→ PROBLEM STATEMENT
Print the entries verbatim, leaving out the images they contain.

--- start of DATASET RECORDS ---

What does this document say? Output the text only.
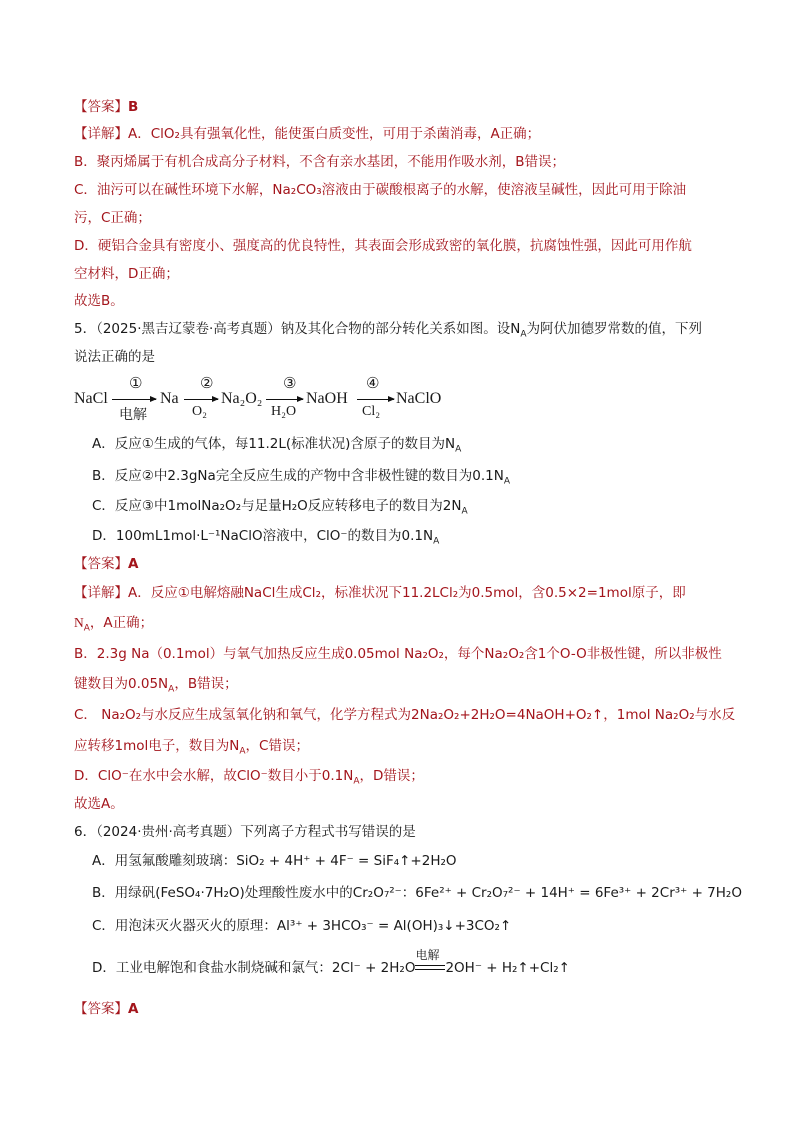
【答案】B
【详解】A．ClO₂具有强氧化性，能使蛋白质变性，可用于杀菌消毒，A正确；
B．聚丙烯属于有机合成高分子材料，不含有亲水基团，不能用作吸水剂，B错误；
C．油污可以在碱性环境下水解，Na₂CO₃溶液由于碳酸根离子的水解，使溶液呈碱性，因此可用于除油
污，C正确；
D．硬铝合金具有密度小、强度高的优良特性，其表面会形成致密的氧化膜，抗腐蚀性强，因此可用作航
空材料，D正确；
故选B。
5．（2025·黑吉辽蒙卷·高考真题）钠及其化合物的部分转化关系如图。设$N_A$为阿伏加德罗常数的值，下列
说法正确的是
NaCl
①
电解
Na
②
O₂
Na₂O₂
③
H₂O
NaOH
④
Cl₂
NaClO
A．反应①生成的气体，每11.2L(标准状况)含原子的数目为$N_A$
B．反应②中2.3gNa完全反应生成的产物中含非极性键的数目为$0.1N_A$
C．反应③中1molNa₂O₂与足量H₂O反应转移电子的数目为$2N_A$
D．100mL1mol·L⁻¹NaClO溶液中，ClO⁻的数目为$0.1N_A$
【答案】A
【详解】A．反应①电解熔融NaCl生成Cl₂，标准状况下11.2LCl₂为0.5mol，含0.5×2=1mol原子，即
$N_A$，A正确；
B．2.3g Na（0.1mol）与氧气加热反应生成0.05mol Na₂O₂，每个Na₂O₂含1个O-O非极性键，所以非极性
键数目为$0.05N_A$，B错误；
C． Na₂O₂与水反应生成氢氧化钠和氧气，化学方程式为2Na₂O₂+2H₂O=4NaOH+O₂↑，1mol Na₂O₂与水反
应转移1mol电子，数目为$N_A$，C错误；
D．ClO⁻在水中会水解，故ClO⁻数目小于$0.1N_A$，D错误；
故选A。
6．（2024·贵州·高考真题）下列离子方程式书写错误的是
A．用氢氟酸雕刻玻璃：SiO₂ + 4H⁺ + 4F⁻ = SiF₄↑+2H₂O
B．用绿矾(FeSO₄·7H₂O)处理酸性废水中的Cr₂O₇²⁻：6Fe²⁺ + Cr₂O₇²⁻ + 14H⁺ = 6Fe³⁺ + 2Cr³⁺ + 7H₂O
C．用泡沫灭火器灭火的原理：Al³⁺ + 3HCO₃⁻ = Al(OH)₃↓+3CO₂↑
D．工业电解饱和食盐水制烧碱和氯气：2Cl⁻ + 2H₂O
电解
2OH⁻ + H₂↑+Cl₂↑
【答案】A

--- end of DATASET RECORDS ---

→ SOLUTION TO THE PROBLEM
What does this document say? Output the text only.
【答案】B
【详解】A．ClO₂具有强氧化性，能使蛋白质变性，可用于杀菌消毒，A正确；
B．聚丙烯属于有机合成高分子材料，不含有亲水基团，不能用作吸水剂，B错误；
C．油污可以在碱性环境下水解，Na₂CO₃溶液由于碳酸根离子的水解，使溶液呈碱性，因此可用于除油
污，C正确；
D．硬铝合金具有密度小、强度高的优良特性，其表面会形成致密的氧化膜，抗腐蚀性强，因此可用作航
空材料，D正确；
故选B。
5．（2025·黑吉辽蒙卷·高考真题）钠及其化合物的部分转化关系如图。设$N_A$为阿伏加德罗常数的值，下列
说法正确的是
NaCl
①
电解
Na
②
O₂
Na₂O₂
③
H₂O
NaOH
④
Cl₂
NaClO
A．反应①生成的气体，每11.2L(标准状况)含原子的数目为$N_A$
B．反应②中2.3gNa完全反应生成的产物中含非极性键的数目为$0.1N_A$
C．反应③中1molNa₂O₂与足量H₂O反应转移电子的数目为$2N_A$
D．100mL1mol·L⁻¹NaClO溶液中，ClO⁻的数目为$0.1N_A$
【答案】A
【详解】A．反应①电解熔融NaCl生成Cl₂，标准状况下11.2LCl₂为0.5mol，含0.5×2=1mol原子，即
$N_A$，A正确；
B．2.3g Na（0.1mol）与氧气加热反应生成0.05mol Na₂O₂，每个Na₂O₂含1个O-O非极性键，所以非极性
键数目为$0.05N_A$，B错误；
C． Na₂O₂与水反应生成氢氧化钠和氧气，化学方程式为2Na₂O₂+2H₂O=4NaOH+O₂↑，1mol Na₂O₂与水反
应转移1mol电子，数目为$N_A$，C错误；
D．ClO⁻在水中会水解，故ClO⁻数目小于$0.1N_A$，D错误；
故选A。
6．（2024·贵州·高考真题）下列离子方程式书写错误的是
A．用氢氟酸雕刻玻璃：SiO₂ + 4H⁺ + 4F⁻ = SiF₄↑+2H₂O
B．用绿矾(FeSO₄·7H₂O)处理酸性废水中的Cr₂O₇²⁻：6Fe²⁺ + Cr₂O₇²⁻ + 14H⁺ = 6Fe³⁺ + 2Cr³⁺ + 7H₂O
C．用泡沫灭火器灭火的原理：Al³⁺ + 3HCO₃⁻ = Al(OH)₃↓+3CO₂↑
D．工业电解饱和食盐水制烧碱和氯气：2Cl⁻ + 2H₂O
电解
2OH⁻ + H₂↑+Cl₂↑
【答案】A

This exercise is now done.